* _REQUIREMENT_:
Output all of the records exactly as written.

Figure collection entries
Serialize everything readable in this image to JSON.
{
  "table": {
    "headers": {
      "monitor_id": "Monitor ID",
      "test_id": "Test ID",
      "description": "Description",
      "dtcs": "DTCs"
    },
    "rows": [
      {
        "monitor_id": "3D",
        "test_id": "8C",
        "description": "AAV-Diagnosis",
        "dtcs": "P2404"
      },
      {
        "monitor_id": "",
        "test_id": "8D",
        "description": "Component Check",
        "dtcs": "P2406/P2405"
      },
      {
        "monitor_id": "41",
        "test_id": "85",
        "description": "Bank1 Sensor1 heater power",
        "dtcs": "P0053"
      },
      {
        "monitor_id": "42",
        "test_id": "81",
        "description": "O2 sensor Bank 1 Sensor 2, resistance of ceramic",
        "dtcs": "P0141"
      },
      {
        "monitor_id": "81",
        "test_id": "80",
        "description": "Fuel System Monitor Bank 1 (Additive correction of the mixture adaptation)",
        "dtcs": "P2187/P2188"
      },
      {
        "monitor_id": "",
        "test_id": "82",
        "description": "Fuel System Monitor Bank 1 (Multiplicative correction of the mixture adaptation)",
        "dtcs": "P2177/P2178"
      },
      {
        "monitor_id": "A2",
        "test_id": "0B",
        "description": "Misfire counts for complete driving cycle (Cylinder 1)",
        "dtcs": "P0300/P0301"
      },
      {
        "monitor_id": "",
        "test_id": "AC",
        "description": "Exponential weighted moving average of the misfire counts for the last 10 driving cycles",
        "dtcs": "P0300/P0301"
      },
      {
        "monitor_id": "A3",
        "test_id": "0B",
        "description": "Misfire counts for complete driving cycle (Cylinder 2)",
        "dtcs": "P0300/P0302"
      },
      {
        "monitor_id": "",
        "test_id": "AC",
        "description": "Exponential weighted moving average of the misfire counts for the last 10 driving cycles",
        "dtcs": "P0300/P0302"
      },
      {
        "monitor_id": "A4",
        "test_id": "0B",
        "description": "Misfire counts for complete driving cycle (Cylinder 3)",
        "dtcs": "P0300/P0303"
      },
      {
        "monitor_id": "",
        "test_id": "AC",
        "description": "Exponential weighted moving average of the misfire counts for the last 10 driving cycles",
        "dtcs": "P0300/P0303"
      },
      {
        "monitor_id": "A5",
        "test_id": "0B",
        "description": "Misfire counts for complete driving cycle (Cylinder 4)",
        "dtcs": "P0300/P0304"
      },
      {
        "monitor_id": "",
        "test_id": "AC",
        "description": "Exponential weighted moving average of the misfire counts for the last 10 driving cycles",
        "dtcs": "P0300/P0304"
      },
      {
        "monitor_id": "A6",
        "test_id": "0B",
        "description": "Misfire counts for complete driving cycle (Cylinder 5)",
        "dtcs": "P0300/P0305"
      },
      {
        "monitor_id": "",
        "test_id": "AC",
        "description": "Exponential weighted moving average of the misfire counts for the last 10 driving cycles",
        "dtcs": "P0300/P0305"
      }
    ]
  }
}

* _FINISHED ANSWER_:
Serialize everything readable in this image to JSON.
{
  "table": {
    "headers": {
      "monitor_id": "Monitor ID",
      "test_id": "Test ID",
      "description": "Description",
      "dtcs": "DTCs"
    },
    "rows": [
      {
        "monitor_id": "3D",
        "test_id": "8C",
        "description": "AAV-Diagnosis",
        "dtcs": "P2404"
      },
      {
        "monitor_id": "",
        "test_id": "8D",
        "description": "Component Check",
        "dtcs": "P2406/P2405"
      },
      {
        "monitor_id": "41",
        "test_id": "85",
        "description": "Bank1 Sensor1 heater power",
        "dtcs": "P0053"
      },
      {
        "monitor_id": "42",
        "test_id": "81",
        "description": "O2 sensor Bank 1 Sensor 2, resistance of ceramic",
        "dtcs": "P0141"
      },
      {
        "monitor_id": "81",
        "test_id": "80",
        "description": "Fuel System Monitor Bank 1 (Additive correction of the mixture adaptation)",
        "dtcs": "P2187/P2188"
      },
      {
        "monitor_id": "",
        "test_id": "82",
        "description": "Fuel System Monitor Bank 1 (Multiplicative correction of the mixture adaptation)",
        "dtcs": "P2177/P2178"
      },
      {
        "monitor_id": "A2",
        "test_id": "0B",
        "description": "Misfire counts for complete driving cycle (Cylinder 1)",
        "dtcs": "P0300/P0301"
      },
      {
        "monitor_id": "",
        "test_id": "AC",
        "description": "Exponential weighted moving average of the misfire counts for the last 10 driving cycles",
        "dtcs": "P0300/P0301"
      },
      {
        "monitor_id": "A3",
        "test_id": "0B",
        "description": "Misfire counts for complete driving cycle (Cylinder 2)",
        "dtcs": "P0300/P0302"
      },
      {
        "monitor_id": "",
        "test_id": "AC",
        "description": "Exponential weighted moving average of the misfire counts for the last 10 driving cycles",
        "dtcs": "P0300/P0302"
      },
      {
        "monitor_id": "A4",
        "test_id": "0B",
        "description": "Misfire counts for complete driving cycle (Cylinder 3)",
        "dtcs": "P0300/P0303"
      },
      {
        "monitor_id": "",
        "test_id": "AC",
        "description": "Exponential weighted moving average of the misfire counts for the last 10 driving cycles",
        "dtcs": "P0300/P0303"
      },
      {
        "monitor_id": "A5",
        "test_id": "0B",
        "description": "Misfire counts for complete driving cycle (Cylinder 4)",
        "dtcs": "P0300/P0304"
      },
      {
        "monitor_id": "",
        "test_id": "AC",
        "description": "Exponential weighted moving average of the misfire counts for the last 10 driving cycles",
        "dtcs": "P0300/P0304"
      },
      {
        "monitor_id": "A6",
        "test_id": "0B",
        "description": "Misfire counts for complete driving cycle (Cylinder 5)",
        "dtcs": "P0300/P0305"
      },
      {
        "monitor_id": "",
        "test_id": "AC",
        "description": "Exponential weighted moving average of the misfire counts for the last 10 driving cycles",
        "dtcs": "P0300/P0305"
      }
    ]
  }
}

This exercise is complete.